Please repeat all of the listing exactly.

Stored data
━━━━━━━━━━

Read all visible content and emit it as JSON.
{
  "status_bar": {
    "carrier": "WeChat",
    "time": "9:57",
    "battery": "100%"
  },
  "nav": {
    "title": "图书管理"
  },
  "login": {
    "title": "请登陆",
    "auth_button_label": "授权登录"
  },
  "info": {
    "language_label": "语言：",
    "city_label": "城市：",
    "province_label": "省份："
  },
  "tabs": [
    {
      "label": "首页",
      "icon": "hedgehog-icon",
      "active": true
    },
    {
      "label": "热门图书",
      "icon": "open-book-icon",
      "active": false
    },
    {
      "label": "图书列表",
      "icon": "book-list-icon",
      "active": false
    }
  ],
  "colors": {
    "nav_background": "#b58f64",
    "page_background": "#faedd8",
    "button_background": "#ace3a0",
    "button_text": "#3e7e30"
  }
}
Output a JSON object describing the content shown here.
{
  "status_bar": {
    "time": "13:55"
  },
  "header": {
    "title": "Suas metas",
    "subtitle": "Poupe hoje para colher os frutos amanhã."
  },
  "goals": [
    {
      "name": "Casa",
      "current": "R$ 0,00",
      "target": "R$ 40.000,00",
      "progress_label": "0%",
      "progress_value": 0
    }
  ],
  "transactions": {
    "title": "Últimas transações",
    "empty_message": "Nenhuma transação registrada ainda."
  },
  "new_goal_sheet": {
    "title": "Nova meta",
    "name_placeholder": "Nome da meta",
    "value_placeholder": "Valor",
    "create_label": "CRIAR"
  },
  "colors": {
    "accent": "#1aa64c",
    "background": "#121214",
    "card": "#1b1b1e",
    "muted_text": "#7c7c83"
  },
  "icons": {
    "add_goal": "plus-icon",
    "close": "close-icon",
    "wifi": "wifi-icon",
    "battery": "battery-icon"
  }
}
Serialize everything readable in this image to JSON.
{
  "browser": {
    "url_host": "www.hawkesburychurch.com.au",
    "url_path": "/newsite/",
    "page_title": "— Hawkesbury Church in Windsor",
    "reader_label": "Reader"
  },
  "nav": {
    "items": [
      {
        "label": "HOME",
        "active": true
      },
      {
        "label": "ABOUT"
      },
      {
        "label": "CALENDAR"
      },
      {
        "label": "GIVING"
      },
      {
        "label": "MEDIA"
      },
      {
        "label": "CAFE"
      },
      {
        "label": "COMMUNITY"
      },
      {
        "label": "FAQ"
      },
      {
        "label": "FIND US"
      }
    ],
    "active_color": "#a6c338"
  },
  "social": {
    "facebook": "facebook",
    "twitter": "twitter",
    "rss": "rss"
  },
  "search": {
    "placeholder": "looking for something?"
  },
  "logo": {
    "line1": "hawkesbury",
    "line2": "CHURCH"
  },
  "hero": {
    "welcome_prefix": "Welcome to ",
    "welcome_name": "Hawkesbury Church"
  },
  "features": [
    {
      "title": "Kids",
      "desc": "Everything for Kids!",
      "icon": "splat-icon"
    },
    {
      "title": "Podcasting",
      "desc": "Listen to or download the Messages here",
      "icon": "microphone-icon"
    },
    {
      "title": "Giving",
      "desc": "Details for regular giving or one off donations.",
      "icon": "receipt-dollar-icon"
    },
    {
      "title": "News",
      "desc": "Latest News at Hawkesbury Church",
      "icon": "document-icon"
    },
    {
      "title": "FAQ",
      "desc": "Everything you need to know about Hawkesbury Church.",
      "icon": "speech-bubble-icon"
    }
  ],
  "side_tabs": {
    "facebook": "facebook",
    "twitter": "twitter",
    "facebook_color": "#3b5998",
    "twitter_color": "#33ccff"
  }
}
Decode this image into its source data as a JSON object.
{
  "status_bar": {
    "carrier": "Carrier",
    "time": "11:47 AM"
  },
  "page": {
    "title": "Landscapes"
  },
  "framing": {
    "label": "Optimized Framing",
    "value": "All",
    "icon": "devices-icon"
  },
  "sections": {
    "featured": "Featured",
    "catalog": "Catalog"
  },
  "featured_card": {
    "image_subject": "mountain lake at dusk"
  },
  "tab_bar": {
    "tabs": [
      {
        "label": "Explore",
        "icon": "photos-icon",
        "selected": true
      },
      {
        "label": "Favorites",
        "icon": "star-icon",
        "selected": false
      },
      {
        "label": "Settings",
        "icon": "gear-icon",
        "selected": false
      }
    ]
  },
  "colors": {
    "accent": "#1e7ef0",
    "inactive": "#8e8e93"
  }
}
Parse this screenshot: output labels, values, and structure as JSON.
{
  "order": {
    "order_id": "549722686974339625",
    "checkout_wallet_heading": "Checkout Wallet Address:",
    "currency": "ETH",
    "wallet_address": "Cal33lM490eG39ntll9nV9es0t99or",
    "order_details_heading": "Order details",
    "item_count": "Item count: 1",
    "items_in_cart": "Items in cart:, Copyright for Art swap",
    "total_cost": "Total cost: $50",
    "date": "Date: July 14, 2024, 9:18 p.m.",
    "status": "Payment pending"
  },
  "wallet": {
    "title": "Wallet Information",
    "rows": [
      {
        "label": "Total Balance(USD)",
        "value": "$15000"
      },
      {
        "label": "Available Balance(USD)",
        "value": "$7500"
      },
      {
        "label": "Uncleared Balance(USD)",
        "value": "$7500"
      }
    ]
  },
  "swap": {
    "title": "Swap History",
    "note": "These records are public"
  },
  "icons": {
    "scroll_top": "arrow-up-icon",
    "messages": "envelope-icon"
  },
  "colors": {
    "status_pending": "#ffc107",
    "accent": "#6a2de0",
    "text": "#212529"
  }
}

━━━━━━━━━━

FULL RESPONSE
Read all visible content and emit it as JSON.
{
  "status_bar": {
    "carrier": "WeChat",
    "time": "9:57",
    "battery": "100%"
  },
  "nav": {
    "title": "图书管理"
  },
  "login": {
    "title": "请登陆",
    "auth_button_label": "授权登录"
  },
  "info": {
    "language_label": "语言：",
    "city_label": "城市：",
    "province_label": "省份："
  },
  "tabs": [
    {
      "label": "首页",
      "icon": "hedgehog-icon",
      "active": true
    },
    {
      "label": "热门图书",
      "icon": "open-book-icon",
      "active": false
    },
    {
      "label": "图书列表",
      "icon": "book-list-icon",
      "active": false
    }
  ],
  "colors": {
    "nav_background": "#b58f64",
    "page_background": "#faedd8",
    "button_background": "#ace3a0",
    "button_text": "#3e7e30"
  }
}
Output a JSON object describing the content shown here.
{
  "status_bar": {
    "time": "13:55"
  },
  "header": {
    "title": "Suas metas",
    "subtitle": "Poupe hoje para colher os frutos amanhã."
  },
  "goals": [
    {
      "name": "Casa",
      "current": "R$ 0,00",
      "target": "R$ 40.000,00",
      "progress_label": "0%",
      "progress_value": 0
    }
  ],
  "transactions": {
    "title": "Últimas transações",
    "empty_message": "Nenhuma transação registrada ainda."
  },
  "new_goal_sheet": {
    "title": "Nova meta",
    "name_placeholder": "Nome da meta",
    "value_placeholder": "Valor",
    "create_label": "CRIAR"
  },
  "colors": {
    "accent": "#1aa64c",
    "background": "#121214",
    "card": "#1b1b1e",
    "muted_text": "#7c7c83"
  },
  "icons": {
    "add_goal": "plus-icon",
    "close": "close-icon",
    "wifi": "wifi-icon",
    "battery": "battery-icon"
  }
}
Serialize everything readable in this image to JSON.
{
  "browser": {
    "url_host": "www.hawkesburychurch.com.au",
    "url_path": "/newsite/",
    "page_title": "— Hawkesbury Church in Windsor",
    "reader_label": "Reader"
  },
  "nav": {
    "items": [
      {
        "label": "HOME",
        "active": true
      },
      {
        "label": "ABOUT"
      },
      {
        "label": "CALENDAR"
      },
      {
        "label": "GIVING"
      },
      {
        "label": "MEDIA"
      },
      {
        "label": "CAFE"
      },
      {
        "label": "COMMUNITY"
      },
      {
        "label": "FAQ"
      },
      {
        "label": "FIND US"
      }
    ],
    "active_color": "#a6c338"
  },
  "social": {
    "facebook": "facebook",
    "twitter": "twitter",
    "rss": "rss"
  },
  "search": {
    "placeholder": "looking for something?"
  },
  "logo": {
    "line1": "hawkesbury",
    "line2": "CHURCH"
  },
  "hero": {
    "welcome_prefix": "Welcome to ",
    "welcome_name": "Hawkesbury Church"
  },
  "features": [
    {
      "title": "Kids",
      "desc": "Everything for Kids!",
      "icon": "splat-icon"
    },
    {
      "title": "Podcasting",
      "desc": "Listen to or download the Messages here",
      "icon": "microphone-icon"
    },
    {
      "title": "Giving",
      "desc": "Details for regular giving or one off donations.",
      "icon": "receipt-dollar-icon"
    },
    {
      "title": "News",
      "desc": "Latest News at Hawkesbury Church",
      "icon": "document-icon"
    },
    {
      "title": "FAQ",
      "desc": "Everything you need to know about Hawkesbury Church.",
      "icon": "speech-bubble-icon"
    }
  ],
  "side_tabs": {
    "facebook": "facebook",
    "twitter": "twitter",
    "facebook_color": "#3b5998",
    "twitter_color": "#33ccff"
  }
}
Decode this image into its source data as a JSON object.
{
  "status_bar": {
    "carrier": "Carrier",
    "time": "11:47 AM"
  },
  "page": {
    "title": "Landscapes"
  },
  "framing": {
    "label": "Optimized Framing",
    "value": "All",
    "icon": "devices-icon"
  },
  "sections": {
    "featured": "Featured",
    "catalog": "Catalog"
  },
  "featured_card": {
    "image_subject": "mountain lake at dusk"
  },
  "tab_bar": {
    "tabs": [
      {
        "label": "Explore",
        "icon": "photos-icon",
        "selected": true
      },
      {
        "label": "Favorites",
        "icon": "star-icon",
        "selected": false
      },
      {
        "label": "Settings",
        "icon": "gear-icon",
        "selected": false
      }
    ]
  },
  "colors": {
    "accent": "#1e7ef0",
    "inactive": "#8e8e93"
  }
}
Parse this screenshot: output labels, values, and structure as JSON.
{
  "order": {
    "order_id": "549722686974339625",
    "checkout_wallet_heading": "Checkout Wallet Address:",
    "currency": "ETH",
    "wallet_address": "Cal33lM490eG39ntll9nV9es0t99or",
    "order_details_heading": "Order details",
    "item_count": "Item count: 1",
    "items_in_cart": "Items in cart:, Copyright for Art swap",
    "total_cost": "Total cost: $50",
    "date": "Date: July 14, 2024, 9:18 p.m.",
    "status": "Payment pending"
  },
  "wallet": {
    "title": "Wallet Information",
    "rows": [
      {
        "label": "Total Balance(USD)",
        "value": "$15000"
      },
      {
        "label": "Available Balance(USD)",
        "value": "$7500"
      },
      {
        "label": "Uncleared Balance(USD)",
        "value": "$7500"
      }
    ]
  },
  "swap": {
    "title": "Swap History",
    "note": "These records are public"
  },
  "icons": {
    "scroll_top": "arrow-up-icon",
    "messages": "envelope-icon"
  },
  "colors": {
    "status_pending": "#ffc107",
    "accent": "#6a2de0",
    "text": "#212529"
  }
}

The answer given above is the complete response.